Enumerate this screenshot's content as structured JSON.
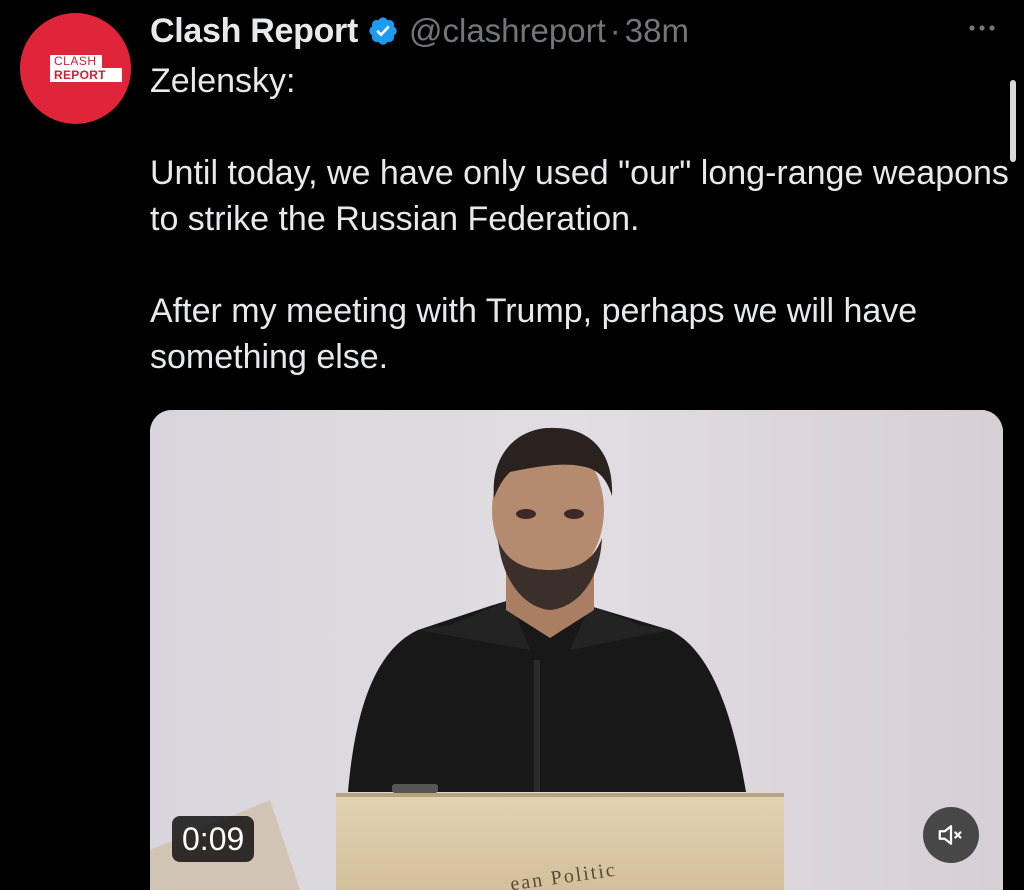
{
  "tweet": {
    "author": {
      "display_name": "Clash Report",
      "handle": "@clashreport",
      "separator": "·",
      "time": "38m",
      "verified": true,
      "avatar_logo": {
        "line1": "CLASH",
        "line2": "REPORT"
      }
    },
    "text": {
      "line1": "Zelensky:",
      "para2": "Until today, we have only used \"our\" long-range weapons to strike the Russian Federation.",
      "para3": "After my meeting with Trump, perhaps we will have something else."
    },
    "media": {
      "type": "video",
      "duration": "0:09",
      "podium_text": "ean Politic",
      "muted": true
    },
    "more_icon": "more-horizontal-icon"
  },
  "colors": {
    "background": "#000000",
    "text_primary": "#e7e9ea",
    "text_secondary": "#71767b",
    "verified_badge": "#1d9bf0",
    "avatar_red": "#e0243a"
  }
}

━━━━━━━━━━━━━━━━

## Directions for this task
Without the pictures, write out every entry precisely as it appears.

## Worked solution
Enumerate this screenshot's content as structured JSON.
{
  "tweet": {
    "author": {
      "display_name": "Clash Report",
      "handle": "@clashreport",
      "separator": "·",
      "time": "38m",
      "verified": true,
      "avatar_logo": {
        "line1": "CLASH",
        "line2": "REPORT"
      }
    },
    "text": {
      "line1": "Zelensky:",
      "para2": "Until today, we have only used \"our\" long-range weapons to strike the Russian Federation.",
      "para3": "After my meeting with Trump, perhaps we will have something else."
    },
    "media": {
      "type": "video",
      "duration": "0:09",
      "podium_text": "ean Politic",
      "muted": true
    },
    "more_icon": "more-horizontal-icon"
  },
  "colors": {
    "background": "#000000",
    "text_primary": "#e7e9ea",
    "text_secondary": "#71767b",
    "verified_badge": "#1d9bf0",
    "avatar_red": "#e0243a"
  }
}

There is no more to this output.